*Description of the task*.
Type out the data exactly as given. Skip any image.

* * * * * * *

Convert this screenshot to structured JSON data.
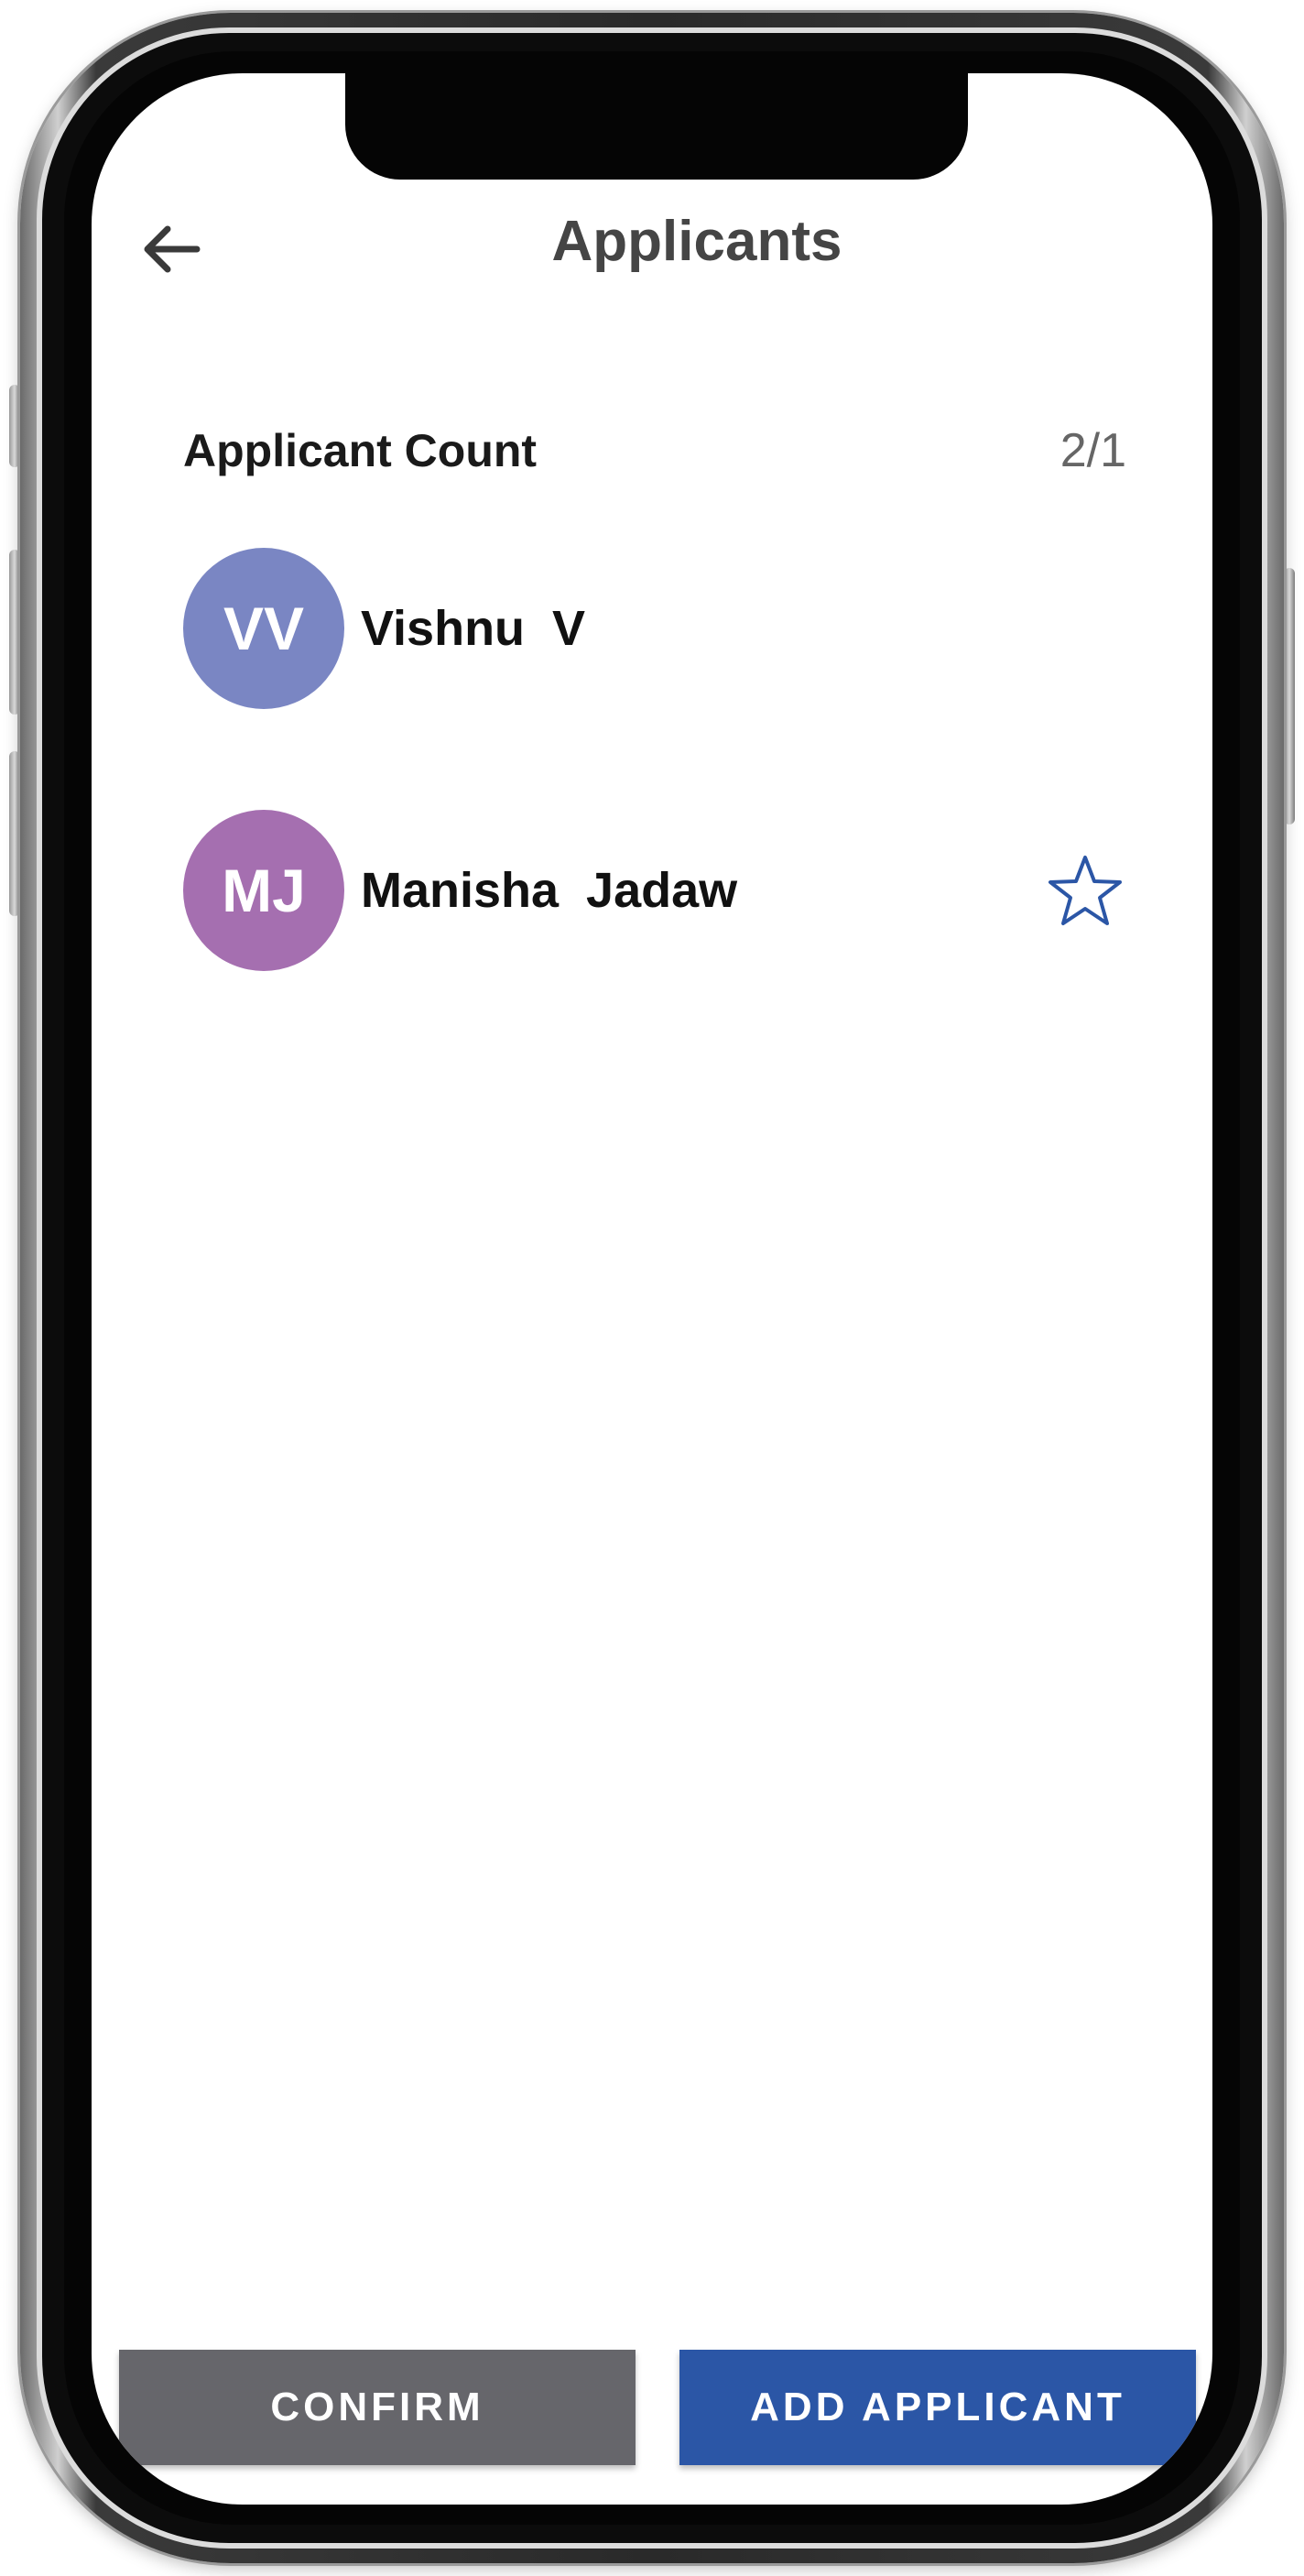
{
  "header": {
    "title": "Applicants",
    "back_icon": "arrow-left-icon"
  },
  "summary": {
    "count_label": "Applicant Count",
    "count_value": "2/1"
  },
  "applicants": [
    {
      "initials": "VV",
      "name": "Vishnu  V",
      "avatar_color": "#7a86c3",
      "starred": false
    },
    {
      "initials": "MJ",
      "name": "Manisha  Jadaw",
      "avatar_color": "#a56fb0",
      "starred": true,
      "star_icon": "star-outline-icon"
    }
  ],
  "actions": {
    "confirm_label": "CONFIRM",
    "add_label": "ADD APPLICANT"
  },
  "colors": {
    "primary": "#2b56a6",
    "secondary": "#66666b"
  }
}
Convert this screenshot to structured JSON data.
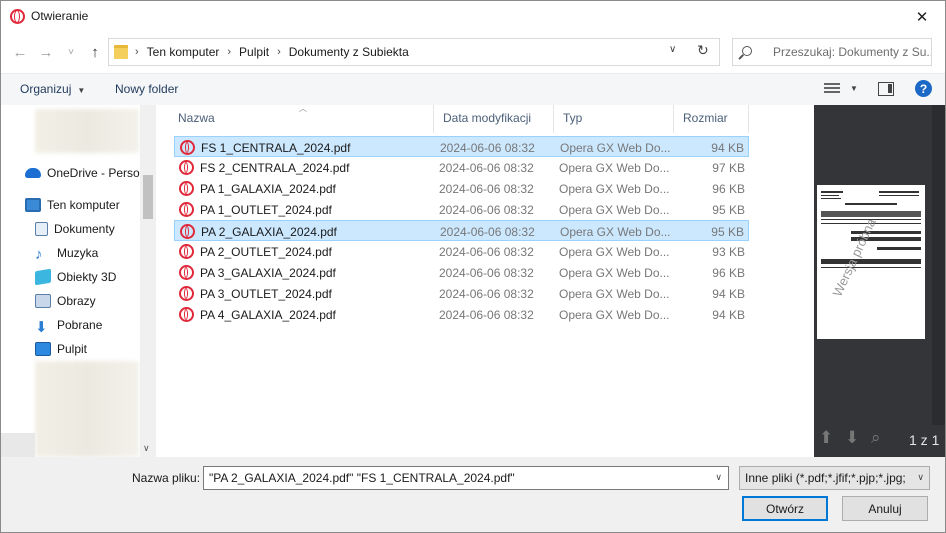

* * * * * * *

*Completed exercise*.
Convert this screenshot to structured JSON data.
{
  "header": {
    "title": "Applicants",
    "back_icon": "arrow-left-icon"
  },
  "summary": {
    "count_label": "Applicant Count",
    "count_value": "2/1"
  },
  "applicants": [
    {
      "initials": "VV",
      "name": "Vishnu  V",
      "avatar_color": "#7a86c3",
      "starred": false
    },
    {
      "initials": "MJ",
      "name": "Manisha  Jadaw",
      "avatar_color": "#a56fb0",
      "starred": true,
      "star_icon": "star-outline-icon"
    }
  ],
  "actions": {
    "confirm_label": "CONFIRM",
    "add_label": "ADD APPLICANT"
  },
  "colors": {
    "primary": "#2b56a6",
    "secondary": "#66666b"
  }
}
Convert this screenshot to structured JSON data.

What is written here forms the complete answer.